((

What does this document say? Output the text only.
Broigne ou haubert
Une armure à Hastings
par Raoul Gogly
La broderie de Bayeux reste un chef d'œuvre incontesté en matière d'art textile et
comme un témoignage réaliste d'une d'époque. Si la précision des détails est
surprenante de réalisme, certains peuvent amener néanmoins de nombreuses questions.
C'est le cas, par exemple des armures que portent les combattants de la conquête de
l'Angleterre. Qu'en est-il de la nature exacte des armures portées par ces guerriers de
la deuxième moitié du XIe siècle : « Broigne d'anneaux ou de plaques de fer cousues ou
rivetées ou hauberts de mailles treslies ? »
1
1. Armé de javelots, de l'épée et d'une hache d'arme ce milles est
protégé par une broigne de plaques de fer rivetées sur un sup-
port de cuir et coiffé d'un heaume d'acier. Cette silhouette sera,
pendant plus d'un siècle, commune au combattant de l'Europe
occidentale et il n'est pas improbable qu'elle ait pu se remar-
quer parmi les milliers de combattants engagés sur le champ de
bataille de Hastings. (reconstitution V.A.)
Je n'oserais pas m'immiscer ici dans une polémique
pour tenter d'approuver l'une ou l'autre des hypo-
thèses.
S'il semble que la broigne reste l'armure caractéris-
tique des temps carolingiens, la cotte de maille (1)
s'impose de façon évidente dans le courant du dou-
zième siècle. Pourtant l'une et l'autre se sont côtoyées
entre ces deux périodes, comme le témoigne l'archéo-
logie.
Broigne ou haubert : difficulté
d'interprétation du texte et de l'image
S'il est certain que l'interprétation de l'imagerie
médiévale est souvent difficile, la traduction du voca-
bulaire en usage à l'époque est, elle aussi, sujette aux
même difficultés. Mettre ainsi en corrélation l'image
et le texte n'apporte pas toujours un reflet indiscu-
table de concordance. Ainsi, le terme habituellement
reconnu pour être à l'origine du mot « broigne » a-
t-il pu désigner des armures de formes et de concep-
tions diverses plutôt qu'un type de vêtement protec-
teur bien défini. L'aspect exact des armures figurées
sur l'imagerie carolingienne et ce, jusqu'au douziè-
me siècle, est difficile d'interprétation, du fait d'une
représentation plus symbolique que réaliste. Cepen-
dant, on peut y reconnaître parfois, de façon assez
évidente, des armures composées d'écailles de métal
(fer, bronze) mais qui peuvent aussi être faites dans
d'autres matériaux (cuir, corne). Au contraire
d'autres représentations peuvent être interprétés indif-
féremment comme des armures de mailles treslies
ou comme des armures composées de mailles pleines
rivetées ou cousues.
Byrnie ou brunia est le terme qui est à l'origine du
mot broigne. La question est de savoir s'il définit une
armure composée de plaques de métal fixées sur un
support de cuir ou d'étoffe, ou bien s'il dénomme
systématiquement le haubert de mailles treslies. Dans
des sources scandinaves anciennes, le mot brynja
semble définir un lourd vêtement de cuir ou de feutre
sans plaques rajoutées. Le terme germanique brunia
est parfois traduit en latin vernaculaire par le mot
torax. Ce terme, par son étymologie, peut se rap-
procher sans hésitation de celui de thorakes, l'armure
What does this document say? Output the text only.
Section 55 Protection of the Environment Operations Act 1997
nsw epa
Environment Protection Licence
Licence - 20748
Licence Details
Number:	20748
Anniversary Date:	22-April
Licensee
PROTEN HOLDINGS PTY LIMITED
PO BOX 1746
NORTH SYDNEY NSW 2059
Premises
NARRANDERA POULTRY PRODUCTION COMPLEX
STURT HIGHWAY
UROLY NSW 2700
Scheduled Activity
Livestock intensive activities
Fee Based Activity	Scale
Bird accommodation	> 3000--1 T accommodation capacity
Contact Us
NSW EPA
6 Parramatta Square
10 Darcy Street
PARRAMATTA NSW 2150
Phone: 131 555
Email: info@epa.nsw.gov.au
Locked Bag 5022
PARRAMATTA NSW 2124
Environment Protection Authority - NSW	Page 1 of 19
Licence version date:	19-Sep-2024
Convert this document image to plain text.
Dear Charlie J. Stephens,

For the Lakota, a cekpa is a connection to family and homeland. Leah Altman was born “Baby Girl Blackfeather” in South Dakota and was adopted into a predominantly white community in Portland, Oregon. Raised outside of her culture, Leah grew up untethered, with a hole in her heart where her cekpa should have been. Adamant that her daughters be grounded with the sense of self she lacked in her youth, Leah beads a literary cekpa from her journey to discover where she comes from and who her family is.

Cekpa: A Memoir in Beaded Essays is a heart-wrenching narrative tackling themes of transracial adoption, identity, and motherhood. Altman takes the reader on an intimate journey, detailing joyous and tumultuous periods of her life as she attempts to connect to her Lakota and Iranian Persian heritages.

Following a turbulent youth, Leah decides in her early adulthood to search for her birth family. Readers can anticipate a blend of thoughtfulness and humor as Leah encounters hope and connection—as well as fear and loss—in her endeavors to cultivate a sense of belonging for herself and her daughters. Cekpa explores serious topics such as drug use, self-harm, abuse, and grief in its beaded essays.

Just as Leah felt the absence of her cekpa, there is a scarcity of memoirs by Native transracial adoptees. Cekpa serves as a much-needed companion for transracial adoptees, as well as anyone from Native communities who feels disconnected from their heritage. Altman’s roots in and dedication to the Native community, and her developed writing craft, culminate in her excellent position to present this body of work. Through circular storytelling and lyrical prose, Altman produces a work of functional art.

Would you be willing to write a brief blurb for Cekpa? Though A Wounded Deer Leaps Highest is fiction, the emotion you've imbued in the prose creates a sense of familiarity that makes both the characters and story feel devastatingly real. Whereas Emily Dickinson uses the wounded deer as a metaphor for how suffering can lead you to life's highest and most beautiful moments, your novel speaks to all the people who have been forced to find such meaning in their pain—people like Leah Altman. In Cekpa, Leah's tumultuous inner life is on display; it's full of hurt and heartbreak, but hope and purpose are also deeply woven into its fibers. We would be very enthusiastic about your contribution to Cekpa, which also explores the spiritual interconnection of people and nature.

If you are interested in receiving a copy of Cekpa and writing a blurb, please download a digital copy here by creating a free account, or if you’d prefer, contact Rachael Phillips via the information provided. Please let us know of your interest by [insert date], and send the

))

The task: Copy the material above, line for line.

In response:
What does this document say? Output the text only.
Broigne ou haubert
Une armure à Hastings
par Raoul Gogly
La broderie de Bayeux reste un chef d'œuvre incontesté en matière d'art textile et
comme un témoignage réaliste d'une d'époque. Si la précision des détails est
surprenante de réalisme, certains peuvent amener néanmoins de nombreuses questions.
C'est le cas, par exemple des armures que portent les combattants de la conquête de
l'Angleterre. Qu'en est-il de la nature exacte des armures portées par ces guerriers de
la deuxième moitié du XIe siècle : « Broigne d'anneaux ou de plaques de fer cousues ou
rivetées ou hauberts de mailles treslies ? »
1
1. Armé de javelots, de l'épée et d'une hache d'arme ce milles est
protégé par une broigne de plaques de fer rivetées sur un sup-
port de cuir et coiffé d'un heaume d'acier. Cette silhouette sera,
pendant plus d'un siècle, commune au combattant de l'Europe
occidentale et il n'est pas improbable qu'elle ait pu se remar-
quer parmi les milliers de combattants engagés sur le champ de
bataille de Hastings. (reconstitution V.A.)
Je n'oserais pas m'immiscer ici dans une polémique
pour tenter d'approuver l'une ou l'autre des hypo-
thèses.
S'il semble que la broigne reste l'armure caractéris-
tique des temps carolingiens, la cotte de maille (1)
s'impose de façon évidente dans le courant du dou-
zième siècle. Pourtant l'une et l'autre se sont côtoyées
entre ces deux périodes, comme le témoigne l'archéo-
logie.
Broigne ou haubert : difficulté
d'interprétation du texte et de l'image
S'il est certain que l'interprétation de l'imagerie
médiévale est souvent difficile, la traduction du voca-
bulaire en usage à l'époque est, elle aussi, sujette aux
même difficultés. Mettre ainsi en corrélation l'image
et le texte n'apporte pas toujours un reflet indiscu-
table de concordance. Ainsi, le terme habituellement
reconnu pour être à l'origine du mot « broigne » a-
t-il pu désigner des armures de formes et de concep-
tions diverses plutôt qu'un type de vêtement protec-
teur bien défini. L'aspect exact des armures figurées
sur l'imagerie carolingienne et ce, jusqu'au douziè-
me siècle, est difficile d'interprétation, du fait d'une
représentation plus symbolique que réaliste. Cepen-
dant, on peut y reconnaître parfois, de façon assez
évidente, des armures composées d'écailles de métal
(fer, bronze) mais qui peuvent aussi être faites dans
d'autres matériaux (cuir, corne). Au contraire
d'autres représentations peuvent être interprétés indif-
féremment comme des armures de mailles treslies
ou comme des armures composées de mailles pleines
rivetées ou cousues.
Byrnie ou brunia est le terme qui est à l'origine du
mot broigne. La question est de savoir s'il définit une
armure composée de plaques de métal fixées sur un
support de cuir ou d'étoffe, ou bien s'il dénomme
systématiquement le haubert de mailles treslies. Dans
des sources scandinaves anciennes, le mot brynja
semble définir un lourd vêtement de cuir ou de feutre
sans plaques rajoutées. Le terme germanique brunia
est parfois traduit en latin vernaculaire par le mot
torax. Ce terme, par son étymologie, peut se rap-
procher sans hésitation de celui de thorakes, l'armure
What does this document say? Output the text only.
Section 55 Protection of the Environment Operations Act 1997
nsw epa
Environment Protection Licence
Licence - 20748
Licence Details
Number:	20748
Anniversary Date:	22-April
Licensee
PROTEN HOLDINGS PTY LIMITED
PO BOX 1746
NORTH SYDNEY NSW 2059
Premises
NARRANDERA POULTRY PRODUCTION COMPLEX
STURT HIGHWAY
UROLY NSW 2700
Scheduled Activity
Livestock intensive activities
Fee Based Activity	Scale
Bird accommodation	> 3000--1 T accommodation capacity
Contact Us
NSW EPA
6 Parramatta Square
10 Darcy Street
PARRAMATTA NSW 2150
Phone: 131 555
Email: info@epa.nsw.gov.au
Locked Bag 5022
PARRAMATTA NSW 2124
Environment Protection Authority - NSW	Page 1 of 19
Licence version date:	19-Sep-2024
Convert this document image to plain text.
Dear Charlie J. Stephens,

For the Lakota, a cekpa is a connection to family and homeland. Leah Altman was born “Baby Girl Blackfeather” in South Dakota and was adopted into a predominantly white community in Portland, Oregon. Raised outside of her culture, Leah grew up untethered, with a hole in her heart where her cekpa should have been. Adamant that her daughters be grounded with the sense of self she lacked in her youth, Leah beads a literary cekpa from her journey to discover where she comes from and who her family is.

Cekpa: A Memoir in Beaded Essays is a heart-wrenching narrative tackling themes of transracial adoption, identity, and motherhood. Altman takes the reader on an intimate journey, detailing joyous and tumultuous periods of her life as she attempts to connect to her Lakota and Iranian Persian heritages.

Following a turbulent youth, Leah decides in her early adulthood to search for her birth family. Readers can anticipate a blend of thoughtfulness and humor as Leah encounters hope and connection—as well as fear and loss—in her endeavors to cultivate a sense of belonging for herself and her daughters. Cekpa explores serious topics such as drug use, self-harm, abuse, and grief in its beaded essays.

Just as Leah felt the absence of her cekpa, there is a scarcity of memoirs by Native transracial adoptees. Cekpa serves as a much-needed companion for transracial adoptees, as well as anyone from Native communities who feels disconnected from their heritage. Altman’s roots in and dedication to the Native community, and her developed writing craft, culminate in her excellent position to present this body of work. Through circular storytelling and lyrical prose, Altman produces a work of functional art.

Would you be willing to write a brief blurb for Cekpa? Though A Wounded Deer Leaps Highest is fiction, the emotion you've imbued in the prose creates a sense of familiarity that makes both the characters and story feel devastatingly real. Whereas Emily Dickinson uses the wounded deer as a metaphor for how suffering can lead you to life's highest and most beautiful moments, your novel speaks to all the people who have been forced to find such meaning in their pain—people like Leah Altman. In Cekpa, Leah's tumultuous inner life is on display; it's full of hurt and heartbreak, but hope and purpose are also deeply woven into its fibers. We would be very enthusiastic about your contribution to Cekpa, which also explores the spiritual interconnection of people and nature.

If you are interested in receiving a copy of Cekpa and writing a blurb, please download a digital copy here by creating a free account, or if you’d prefer, contact Rachael Phillips via the information provided. Please let us know of your interest by [insert date], and send the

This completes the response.